WHAT THE EXERCISE ASKS:
Every record should be written out exactly, with the pictures left out.

Collected data entries:
□ □ □

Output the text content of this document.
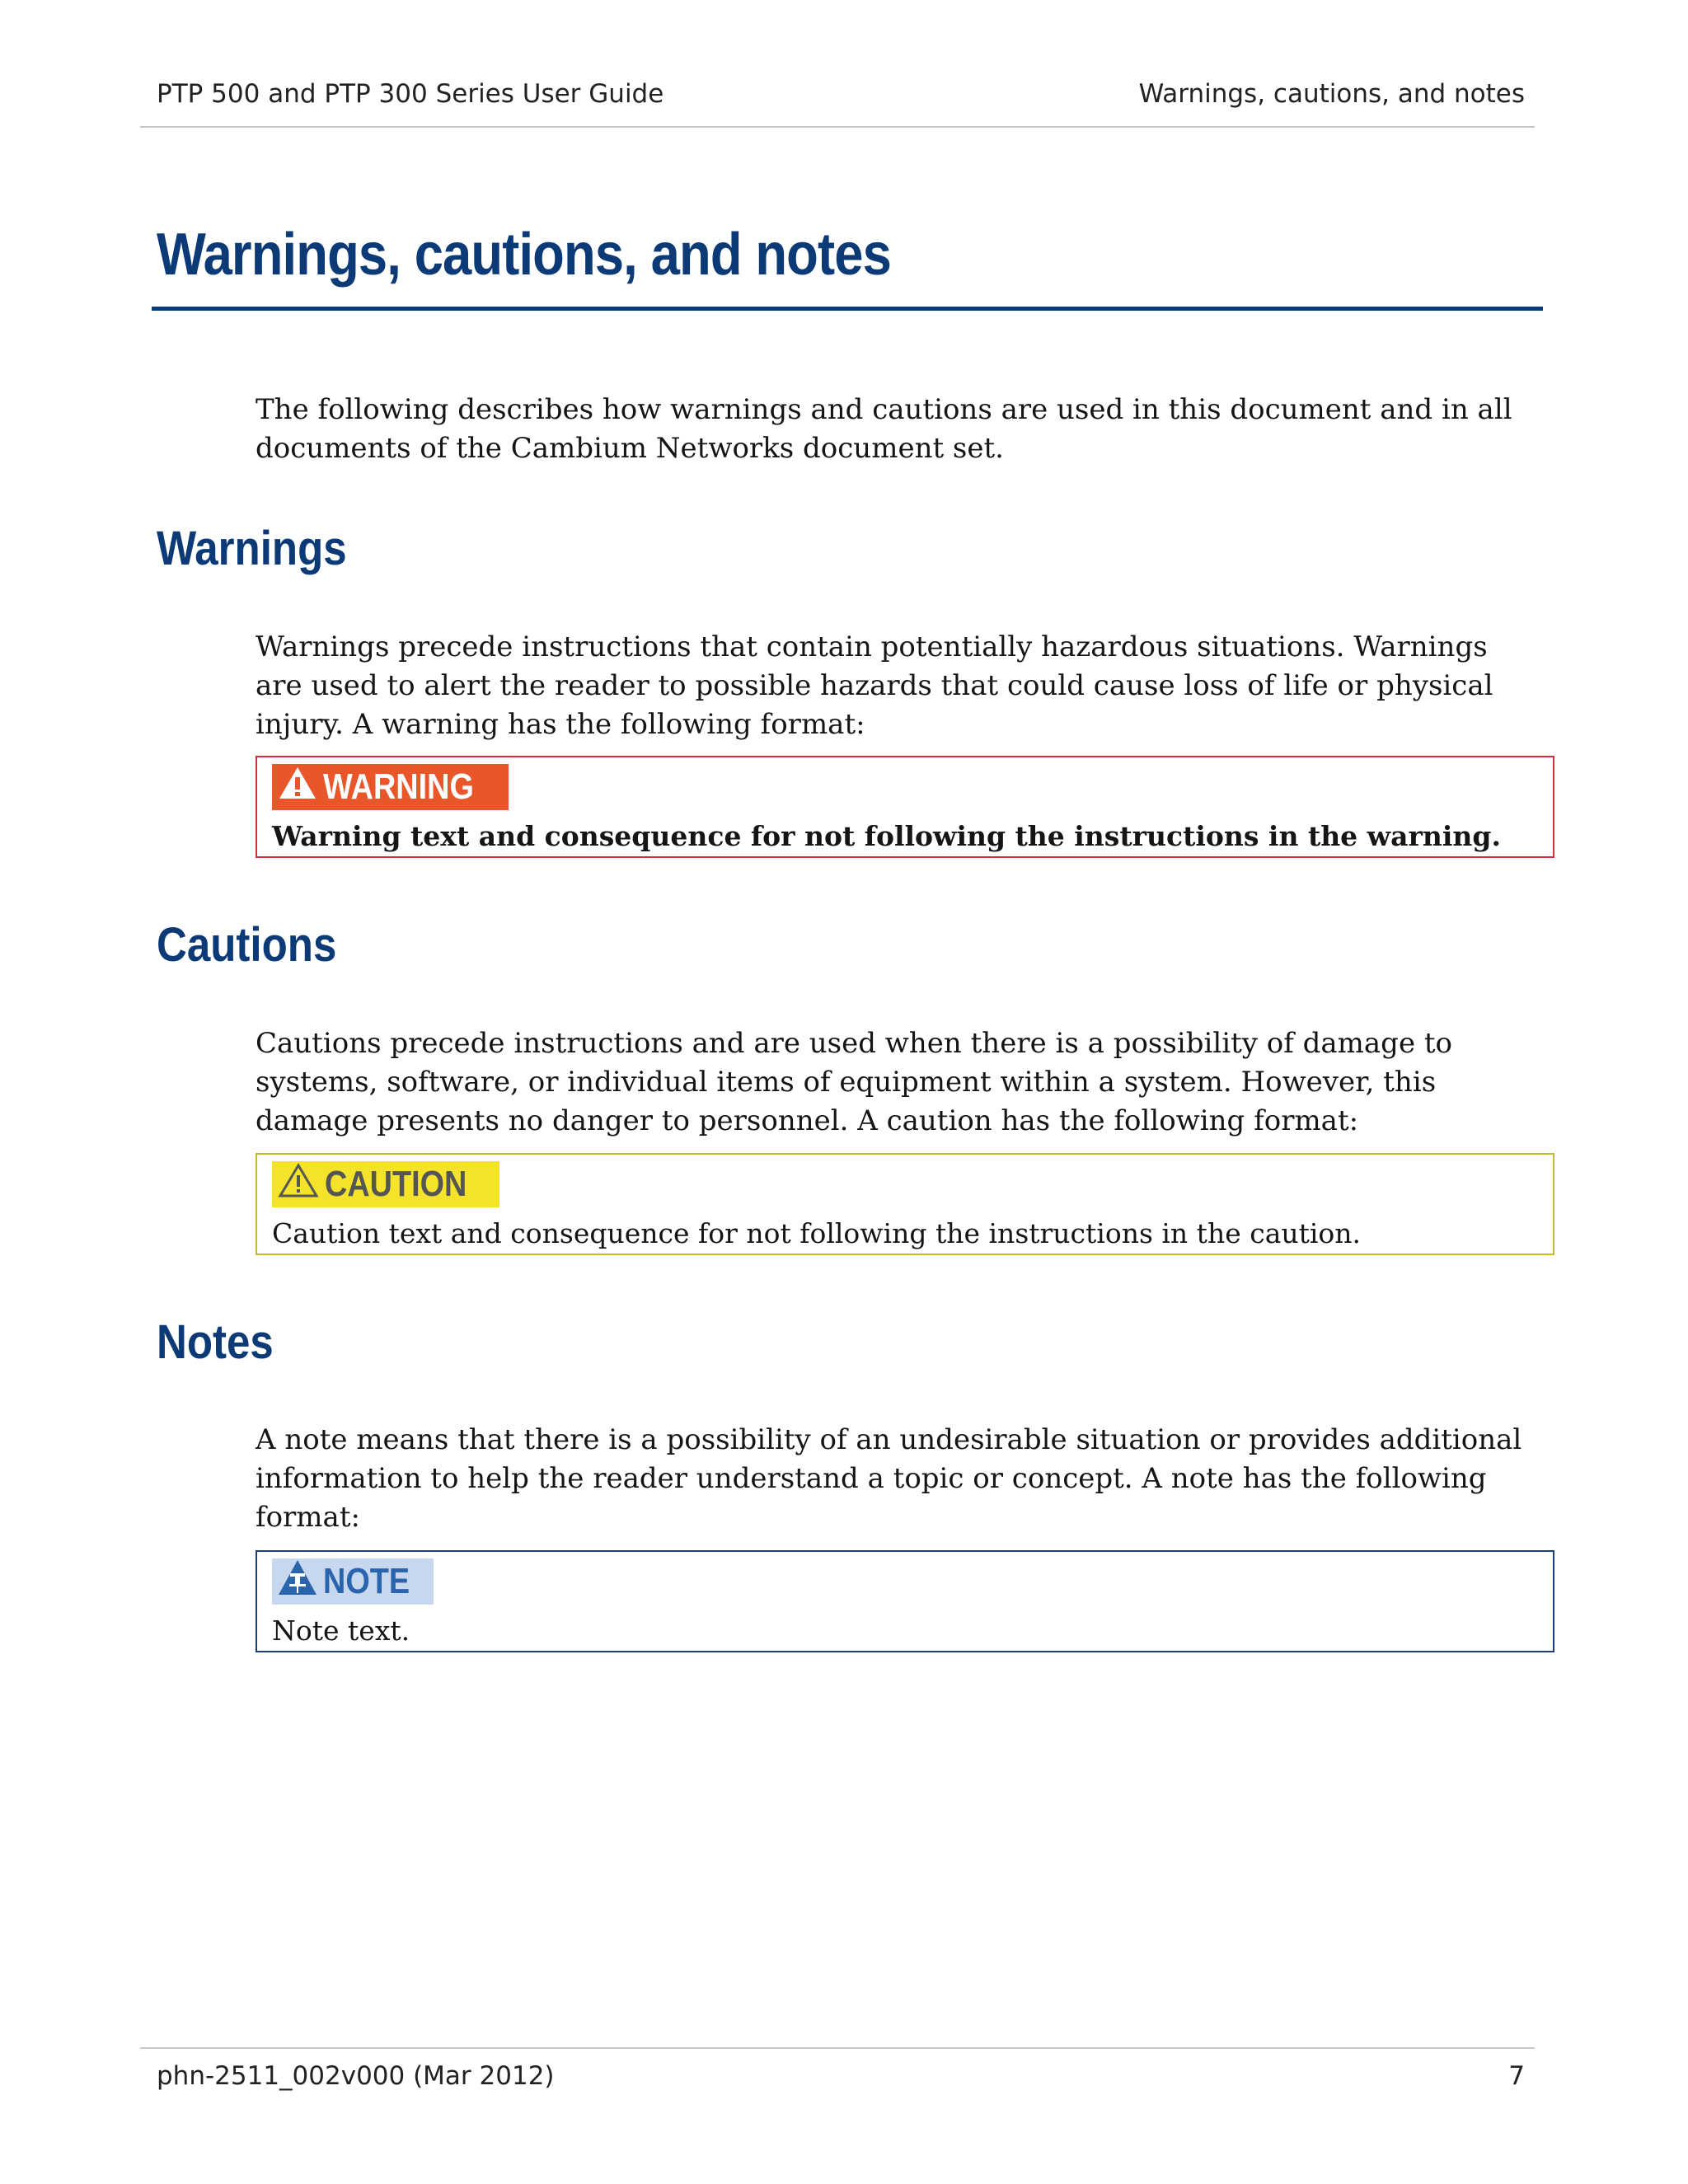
PTP 500 and PTP 300 Series User Guide	Warnings, cautions, and notes
Warnings, cautions, and notes

The following describes how warnings and cautions are used in this document and in all documents of the Cambium Networks document set.

Warnings

Warnings precede instructions that contain potentially hazardous situations. Warnings are used to alert the reader to possible hazards that could cause loss of life or physical injury. A warning has the following format:

WARNING
Warning text and consequence for not following the instructions in the warning.
Cautions

Cautions precede instructions and are used when there is a possibility of damage to systems, software, or individual items of equipment within a system. However, this damage presents no danger to personnel. A caution has the following format:

CAUTION
Caution text and consequence for not following the instructions in the caution.
Notes

A note means that there is a possibility of an undesirable situation or provides additional information to help the reader understand a topic or concept. A note has the following format:

NOTE
Note text.
phn-2511_002v000 (Mar 2012)	7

□ □ □

RESPONSE TO THIS TASK:
Output the text content of this document.
PTP 500 and PTP 300 Series User Guide	Warnings, cautions, and notes
Warnings, cautions, and notes

The following describes how warnings and cautions are used in this document and in all documents of the Cambium Networks document set.

Warnings

Warnings precede instructions that contain potentially hazardous situations. Warnings are used to alert the reader to possible hazards that could cause loss of life or physical injury. A warning has the following format:

WARNING
Warning text and consequence for not following the instructions in the warning.
Cautions

Cautions precede instructions and are used when there is a possibility of damage to systems, software, or individual items of equipment within a system. However, this damage presents no danger to personnel. A caution has the following format:

CAUTION
Caution text and consequence for not following the instructions in the caution.
Notes

A note means that there is a possibility of an undesirable situation or provides additional information to help the reader understand a topic or concept. A note has the following format:

NOTE
Note text.
phn-2511_002v000 (Mar 2012)	7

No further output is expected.